_GOAL_
Locate every line in the entries below that contains the string "username", matching case exactly, and copy each of those lines.

_GIVEN DATA_

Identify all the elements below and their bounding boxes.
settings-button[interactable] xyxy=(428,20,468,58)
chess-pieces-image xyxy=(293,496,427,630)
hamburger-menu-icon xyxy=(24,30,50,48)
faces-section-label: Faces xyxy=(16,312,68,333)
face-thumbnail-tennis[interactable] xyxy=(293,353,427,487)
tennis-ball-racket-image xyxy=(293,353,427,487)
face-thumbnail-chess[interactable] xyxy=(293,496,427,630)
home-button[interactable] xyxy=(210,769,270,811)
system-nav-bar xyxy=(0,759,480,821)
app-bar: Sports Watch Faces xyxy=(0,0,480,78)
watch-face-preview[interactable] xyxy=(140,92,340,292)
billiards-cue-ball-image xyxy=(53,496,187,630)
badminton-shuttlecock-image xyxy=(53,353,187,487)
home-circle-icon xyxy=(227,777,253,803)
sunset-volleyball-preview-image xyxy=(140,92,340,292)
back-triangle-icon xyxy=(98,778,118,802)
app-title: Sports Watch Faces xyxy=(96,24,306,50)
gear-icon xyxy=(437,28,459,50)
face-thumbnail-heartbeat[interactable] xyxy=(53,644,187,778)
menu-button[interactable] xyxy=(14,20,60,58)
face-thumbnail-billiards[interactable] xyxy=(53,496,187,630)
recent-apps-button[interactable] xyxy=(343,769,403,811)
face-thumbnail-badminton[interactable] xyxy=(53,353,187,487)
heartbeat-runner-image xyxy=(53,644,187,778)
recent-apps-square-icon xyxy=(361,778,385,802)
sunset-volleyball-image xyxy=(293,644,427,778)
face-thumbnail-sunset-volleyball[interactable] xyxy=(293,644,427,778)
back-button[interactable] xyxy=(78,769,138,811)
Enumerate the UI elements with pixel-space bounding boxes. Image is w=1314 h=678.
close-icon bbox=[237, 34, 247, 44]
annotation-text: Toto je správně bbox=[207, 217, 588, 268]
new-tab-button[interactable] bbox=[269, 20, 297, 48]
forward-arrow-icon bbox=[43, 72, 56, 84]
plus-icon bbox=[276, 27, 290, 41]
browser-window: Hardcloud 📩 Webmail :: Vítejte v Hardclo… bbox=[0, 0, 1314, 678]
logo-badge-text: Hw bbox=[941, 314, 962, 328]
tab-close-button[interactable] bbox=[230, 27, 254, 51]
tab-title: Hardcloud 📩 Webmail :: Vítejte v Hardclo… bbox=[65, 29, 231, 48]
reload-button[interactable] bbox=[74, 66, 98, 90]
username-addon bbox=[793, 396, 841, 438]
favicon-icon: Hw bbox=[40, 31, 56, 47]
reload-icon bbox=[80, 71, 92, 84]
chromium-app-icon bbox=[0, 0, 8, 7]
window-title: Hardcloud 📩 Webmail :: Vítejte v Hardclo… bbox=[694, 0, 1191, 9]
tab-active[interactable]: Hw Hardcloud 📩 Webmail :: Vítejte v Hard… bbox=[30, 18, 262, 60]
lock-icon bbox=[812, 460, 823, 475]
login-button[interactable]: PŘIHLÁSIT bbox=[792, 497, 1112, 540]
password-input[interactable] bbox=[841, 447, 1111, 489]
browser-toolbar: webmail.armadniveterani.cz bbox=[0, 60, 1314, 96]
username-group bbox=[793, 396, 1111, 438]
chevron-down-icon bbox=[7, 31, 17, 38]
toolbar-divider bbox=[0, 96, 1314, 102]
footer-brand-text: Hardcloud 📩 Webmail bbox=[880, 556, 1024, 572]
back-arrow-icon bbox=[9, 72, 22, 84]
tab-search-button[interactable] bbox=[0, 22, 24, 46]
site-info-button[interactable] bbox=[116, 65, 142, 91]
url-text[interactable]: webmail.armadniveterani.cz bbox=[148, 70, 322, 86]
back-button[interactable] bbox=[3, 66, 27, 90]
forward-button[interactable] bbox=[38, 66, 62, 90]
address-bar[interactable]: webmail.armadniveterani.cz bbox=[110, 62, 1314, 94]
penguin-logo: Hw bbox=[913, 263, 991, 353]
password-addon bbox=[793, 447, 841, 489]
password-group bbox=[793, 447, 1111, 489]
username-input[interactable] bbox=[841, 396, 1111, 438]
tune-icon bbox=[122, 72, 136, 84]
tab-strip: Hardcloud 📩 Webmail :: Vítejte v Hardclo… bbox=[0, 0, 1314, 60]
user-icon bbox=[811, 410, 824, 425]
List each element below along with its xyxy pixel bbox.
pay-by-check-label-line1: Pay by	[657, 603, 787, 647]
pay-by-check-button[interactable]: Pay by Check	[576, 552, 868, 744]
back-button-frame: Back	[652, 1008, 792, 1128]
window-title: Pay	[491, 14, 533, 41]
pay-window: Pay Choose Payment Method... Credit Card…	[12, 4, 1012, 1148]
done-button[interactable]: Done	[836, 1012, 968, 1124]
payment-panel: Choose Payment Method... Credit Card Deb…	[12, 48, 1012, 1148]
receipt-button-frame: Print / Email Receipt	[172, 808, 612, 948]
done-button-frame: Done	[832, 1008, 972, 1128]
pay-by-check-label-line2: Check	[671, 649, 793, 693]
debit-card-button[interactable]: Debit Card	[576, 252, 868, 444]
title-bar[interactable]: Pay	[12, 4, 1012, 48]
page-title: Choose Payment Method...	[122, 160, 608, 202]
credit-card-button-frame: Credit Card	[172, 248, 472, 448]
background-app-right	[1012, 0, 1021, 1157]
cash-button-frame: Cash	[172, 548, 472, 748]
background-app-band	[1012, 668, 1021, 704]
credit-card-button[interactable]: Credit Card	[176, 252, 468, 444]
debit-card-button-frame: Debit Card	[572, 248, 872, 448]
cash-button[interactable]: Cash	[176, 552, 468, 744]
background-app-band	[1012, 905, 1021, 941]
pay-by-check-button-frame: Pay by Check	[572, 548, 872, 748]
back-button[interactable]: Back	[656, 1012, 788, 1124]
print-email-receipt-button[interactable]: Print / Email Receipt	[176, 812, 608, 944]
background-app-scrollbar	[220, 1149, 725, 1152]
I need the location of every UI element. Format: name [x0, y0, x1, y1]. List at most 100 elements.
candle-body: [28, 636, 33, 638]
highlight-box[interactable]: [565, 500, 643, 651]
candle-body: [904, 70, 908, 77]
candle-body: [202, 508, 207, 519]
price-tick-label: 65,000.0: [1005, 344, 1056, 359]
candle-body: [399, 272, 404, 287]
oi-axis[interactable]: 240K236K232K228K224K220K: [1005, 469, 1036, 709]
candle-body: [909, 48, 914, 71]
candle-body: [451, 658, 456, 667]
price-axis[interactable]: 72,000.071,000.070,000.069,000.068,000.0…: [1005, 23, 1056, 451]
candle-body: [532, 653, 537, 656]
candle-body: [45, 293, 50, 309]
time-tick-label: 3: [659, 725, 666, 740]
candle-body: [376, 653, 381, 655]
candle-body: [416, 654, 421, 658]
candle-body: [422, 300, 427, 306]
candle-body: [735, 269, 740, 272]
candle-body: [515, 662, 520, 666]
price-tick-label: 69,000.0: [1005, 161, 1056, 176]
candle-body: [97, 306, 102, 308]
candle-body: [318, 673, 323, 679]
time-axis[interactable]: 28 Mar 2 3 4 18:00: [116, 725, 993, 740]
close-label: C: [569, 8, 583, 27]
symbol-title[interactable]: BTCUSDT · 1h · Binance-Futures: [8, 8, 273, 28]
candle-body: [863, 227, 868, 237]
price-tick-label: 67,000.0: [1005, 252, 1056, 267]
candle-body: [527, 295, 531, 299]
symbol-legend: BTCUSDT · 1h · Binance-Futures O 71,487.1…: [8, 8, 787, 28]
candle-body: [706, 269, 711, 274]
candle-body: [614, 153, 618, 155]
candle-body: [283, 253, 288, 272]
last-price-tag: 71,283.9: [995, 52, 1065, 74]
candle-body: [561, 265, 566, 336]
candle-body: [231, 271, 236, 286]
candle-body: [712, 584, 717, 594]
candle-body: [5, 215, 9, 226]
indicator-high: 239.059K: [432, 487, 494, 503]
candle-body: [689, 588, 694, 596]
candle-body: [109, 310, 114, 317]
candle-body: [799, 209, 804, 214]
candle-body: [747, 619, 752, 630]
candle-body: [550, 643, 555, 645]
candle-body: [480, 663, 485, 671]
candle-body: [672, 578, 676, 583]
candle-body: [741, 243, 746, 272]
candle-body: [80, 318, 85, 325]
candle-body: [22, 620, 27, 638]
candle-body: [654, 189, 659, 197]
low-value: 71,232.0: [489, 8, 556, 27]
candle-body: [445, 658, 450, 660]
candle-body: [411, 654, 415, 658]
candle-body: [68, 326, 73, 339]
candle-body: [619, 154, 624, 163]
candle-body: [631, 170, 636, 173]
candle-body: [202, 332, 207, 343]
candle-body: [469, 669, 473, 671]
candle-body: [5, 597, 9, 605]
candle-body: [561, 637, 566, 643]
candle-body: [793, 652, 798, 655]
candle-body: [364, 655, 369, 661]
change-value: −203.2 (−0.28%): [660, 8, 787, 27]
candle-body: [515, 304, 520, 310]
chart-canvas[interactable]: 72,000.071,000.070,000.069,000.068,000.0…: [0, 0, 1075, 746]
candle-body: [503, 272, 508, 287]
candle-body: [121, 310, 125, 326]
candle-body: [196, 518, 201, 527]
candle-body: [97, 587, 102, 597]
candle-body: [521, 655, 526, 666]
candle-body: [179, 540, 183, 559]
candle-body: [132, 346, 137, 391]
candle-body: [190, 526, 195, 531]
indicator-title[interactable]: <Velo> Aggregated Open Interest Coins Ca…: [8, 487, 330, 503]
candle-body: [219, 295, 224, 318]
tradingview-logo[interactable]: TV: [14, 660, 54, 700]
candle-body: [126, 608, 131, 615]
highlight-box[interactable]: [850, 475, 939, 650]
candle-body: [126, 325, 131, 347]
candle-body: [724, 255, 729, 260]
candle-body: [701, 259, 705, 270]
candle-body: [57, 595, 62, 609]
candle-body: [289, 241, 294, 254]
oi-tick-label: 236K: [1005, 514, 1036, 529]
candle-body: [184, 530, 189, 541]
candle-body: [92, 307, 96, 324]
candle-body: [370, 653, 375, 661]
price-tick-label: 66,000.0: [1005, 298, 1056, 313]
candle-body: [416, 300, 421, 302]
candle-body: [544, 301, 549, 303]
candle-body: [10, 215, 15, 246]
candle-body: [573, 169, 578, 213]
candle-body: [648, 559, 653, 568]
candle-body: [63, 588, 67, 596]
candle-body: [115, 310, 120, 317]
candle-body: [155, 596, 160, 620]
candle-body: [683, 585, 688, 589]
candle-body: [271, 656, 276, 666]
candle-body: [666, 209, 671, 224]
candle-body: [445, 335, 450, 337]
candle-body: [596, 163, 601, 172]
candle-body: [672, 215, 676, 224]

_TASK RESPONSE_
username-addon bbox=[793, 396, 841, 438]
username-group bbox=[793, 396, 1111, 438]
username-input[interactable] bbox=[841, 396, 1111, 438]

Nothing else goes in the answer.